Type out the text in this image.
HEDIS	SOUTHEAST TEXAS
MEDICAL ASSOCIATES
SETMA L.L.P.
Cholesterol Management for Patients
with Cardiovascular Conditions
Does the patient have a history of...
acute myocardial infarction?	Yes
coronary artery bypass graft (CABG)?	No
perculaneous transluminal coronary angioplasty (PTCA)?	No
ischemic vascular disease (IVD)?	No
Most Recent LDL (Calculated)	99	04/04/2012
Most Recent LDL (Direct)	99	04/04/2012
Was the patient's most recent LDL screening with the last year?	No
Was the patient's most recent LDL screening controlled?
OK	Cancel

========================

EXERCISE PROMPT: Restate the material above word for word, leaving nothing out.

RESULT OF THE EXERCISE:
Type out the text in this image.
HEDIS	SOUTHEAST TEXAS
MEDICAL ASSOCIATES
SETMA L.L.P.
Cholesterol Management for Patients
with Cardiovascular Conditions
Does the patient have a history of...
acute myocardial infarction?	Yes
coronary artery bypass graft (CABG)?	No
perculaneous transluminal coronary angioplasty (PTCA)?	No
ischemic vascular disease (IVD)?	No
Most Recent LDL (Calculated)	99	04/04/2012
Most Recent LDL (Direct)	99	04/04/2012
Was the patient's most recent LDL screening with the last year?	No
Was the patient's most recent LDL screening controlled?
OK	Cancel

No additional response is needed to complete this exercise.